Source records
========

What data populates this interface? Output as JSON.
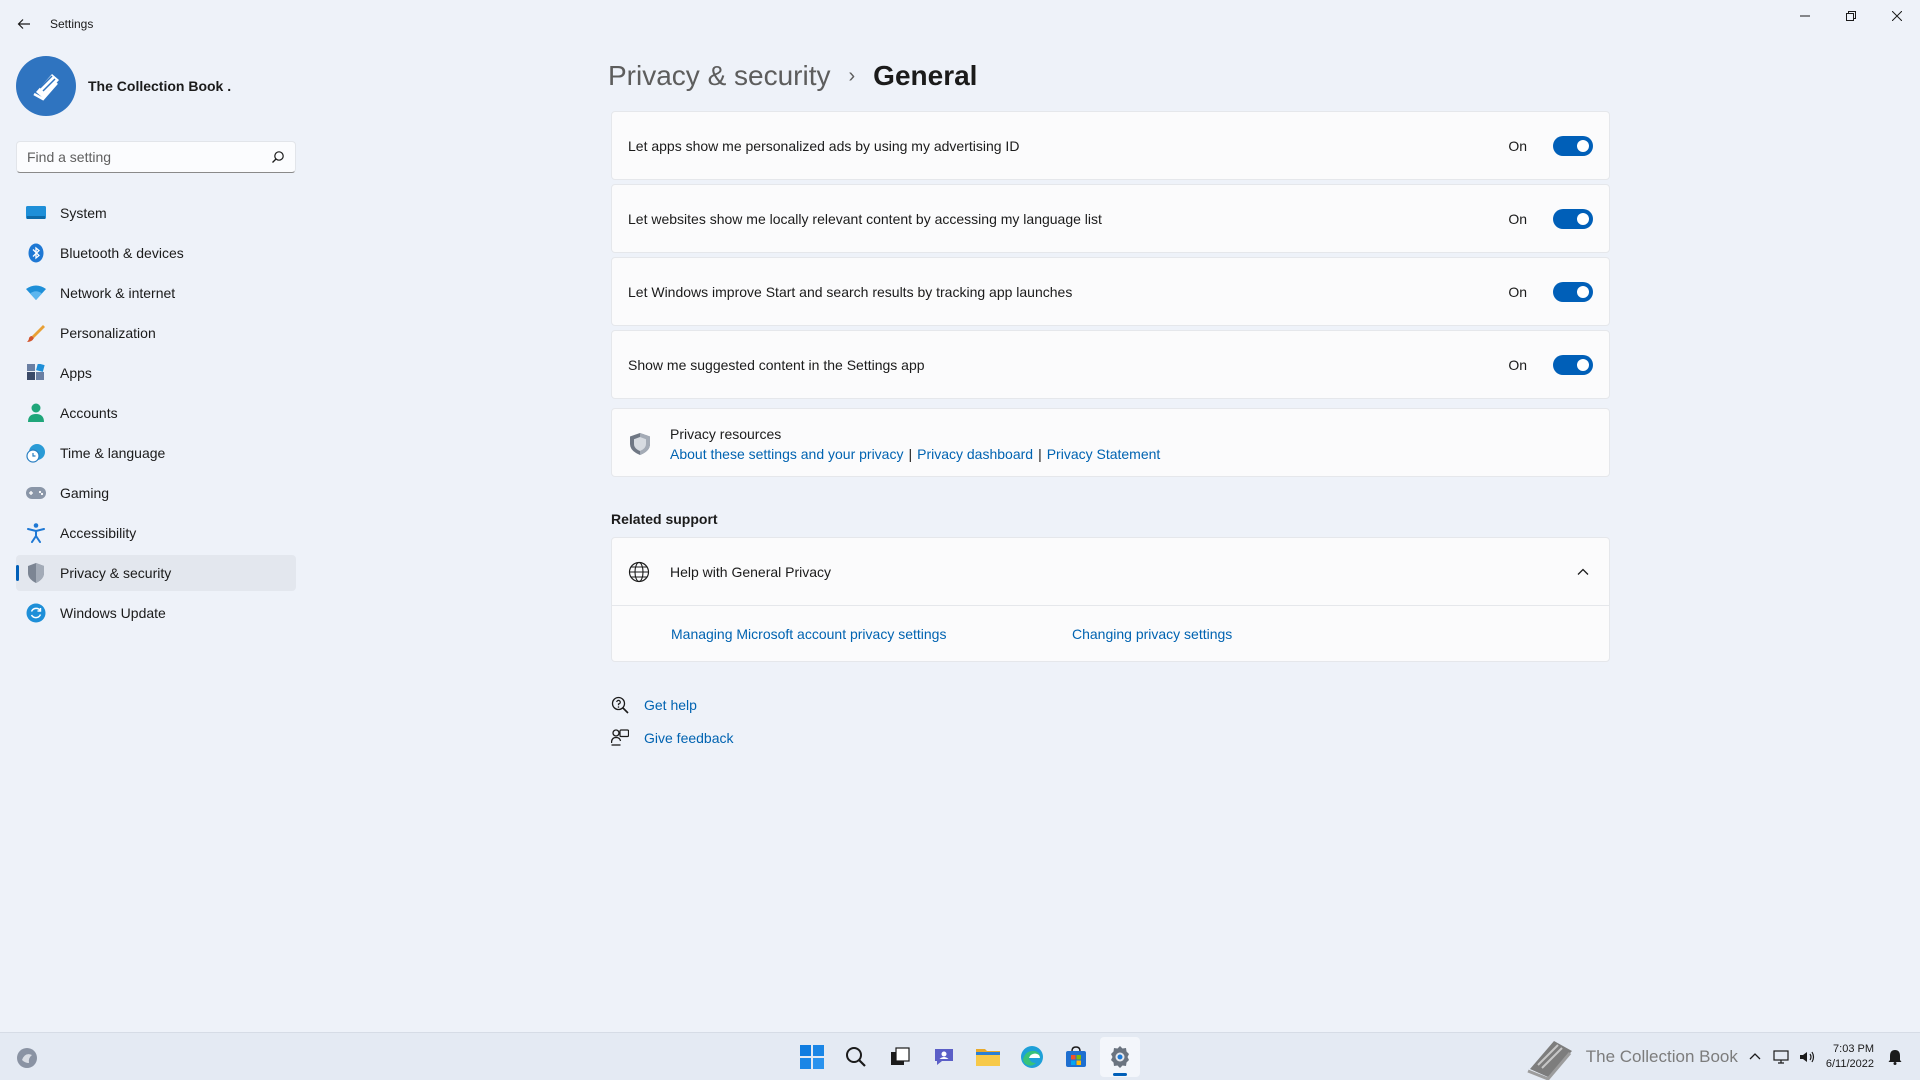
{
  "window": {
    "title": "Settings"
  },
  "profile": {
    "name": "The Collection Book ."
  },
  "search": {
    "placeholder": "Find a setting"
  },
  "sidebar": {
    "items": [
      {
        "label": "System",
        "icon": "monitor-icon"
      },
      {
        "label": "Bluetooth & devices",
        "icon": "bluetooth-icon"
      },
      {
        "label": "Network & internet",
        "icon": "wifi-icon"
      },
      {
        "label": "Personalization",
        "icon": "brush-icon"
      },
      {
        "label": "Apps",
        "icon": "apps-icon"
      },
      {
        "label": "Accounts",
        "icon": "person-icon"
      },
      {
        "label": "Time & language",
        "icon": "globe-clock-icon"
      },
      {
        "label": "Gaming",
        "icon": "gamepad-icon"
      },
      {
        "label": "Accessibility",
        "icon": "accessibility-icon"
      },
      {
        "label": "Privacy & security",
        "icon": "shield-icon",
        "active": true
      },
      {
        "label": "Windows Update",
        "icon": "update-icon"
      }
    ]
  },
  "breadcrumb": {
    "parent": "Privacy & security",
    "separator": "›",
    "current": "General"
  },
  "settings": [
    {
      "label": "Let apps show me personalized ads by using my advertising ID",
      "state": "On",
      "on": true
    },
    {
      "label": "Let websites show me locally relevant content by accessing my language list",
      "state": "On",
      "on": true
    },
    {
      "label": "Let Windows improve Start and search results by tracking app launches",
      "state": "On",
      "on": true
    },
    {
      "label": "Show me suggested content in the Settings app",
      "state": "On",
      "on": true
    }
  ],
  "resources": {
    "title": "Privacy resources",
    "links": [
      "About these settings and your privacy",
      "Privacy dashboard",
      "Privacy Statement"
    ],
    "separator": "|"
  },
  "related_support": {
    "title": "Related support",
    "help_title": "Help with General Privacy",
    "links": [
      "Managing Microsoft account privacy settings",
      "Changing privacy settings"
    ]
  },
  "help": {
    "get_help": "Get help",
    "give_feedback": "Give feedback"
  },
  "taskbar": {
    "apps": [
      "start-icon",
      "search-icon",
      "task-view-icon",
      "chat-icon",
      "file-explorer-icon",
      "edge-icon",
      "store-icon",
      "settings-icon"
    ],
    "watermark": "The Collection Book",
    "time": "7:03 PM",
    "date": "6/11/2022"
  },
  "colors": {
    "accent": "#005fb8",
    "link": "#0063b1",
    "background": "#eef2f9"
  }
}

========

_Directions_. Drop the pictures and reproduce the rest of the entries above exactly.

_Full answer_.
What data populates this interface? Output as JSON.
{
  "window": {
    "title": "Settings"
  },
  "profile": {
    "name": "The Collection Book ."
  },
  "search": {
    "placeholder": "Find a setting"
  },
  "sidebar": {
    "items": [
      {
        "label": "System",
        "icon": "monitor-icon"
      },
      {
        "label": "Bluetooth & devices",
        "icon": "bluetooth-icon"
      },
      {
        "label": "Network & internet",
        "icon": "wifi-icon"
      },
      {
        "label": "Personalization",
        "icon": "brush-icon"
      },
      {
        "label": "Apps",
        "icon": "apps-icon"
      },
      {
        "label": "Accounts",
        "icon": "person-icon"
      },
      {
        "label": "Time & language",
        "icon": "globe-clock-icon"
      },
      {
        "label": "Gaming",
        "icon": "gamepad-icon"
      },
      {
        "label": "Accessibility",
        "icon": "accessibility-icon"
      },
      {
        "label": "Privacy & security",
        "icon": "shield-icon",
        "active": true
      },
      {
        "label": "Windows Update",
        "icon": "update-icon"
      }
    ]
  },
  "breadcrumb": {
    "parent": "Privacy & security",
    "separator": "›",
    "current": "General"
  },
  "settings": [
    {
      "label": "Let apps show me personalized ads by using my advertising ID",
      "state": "On",
      "on": true
    },
    {
      "label": "Let websites show me locally relevant content by accessing my language list",
      "state": "On",
      "on": true
    },
    {
      "label": "Let Windows improve Start and search results by tracking app launches",
      "state": "On",
      "on": true
    },
    {
      "label": "Show me suggested content in the Settings app",
      "state": "On",
      "on": true
    }
  ],
  "resources": {
    "title": "Privacy resources",
    "links": [
      "About these settings and your privacy",
      "Privacy dashboard",
      "Privacy Statement"
    ],
    "separator": "|"
  },
  "related_support": {
    "title": "Related support",
    "help_title": "Help with General Privacy",
    "links": [
      "Managing Microsoft account privacy settings",
      "Changing privacy settings"
    ]
  },
  "help": {
    "get_help": "Get help",
    "give_feedback": "Give feedback"
  },
  "taskbar": {
    "apps": [
      "start-icon",
      "search-icon",
      "task-view-icon",
      "chat-icon",
      "file-explorer-icon",
      "edge-icon",
      "store-icon",
      "settings-icon"
    ],
    "watermark": "The Collection Book",
    "time": "7:03 PM",
    "date": "6/11/2022"
  },
  "colors": {
    "accent": "#005fb8",
    "link": "#0063b1",
    "background": "#eef2f9"
  }
}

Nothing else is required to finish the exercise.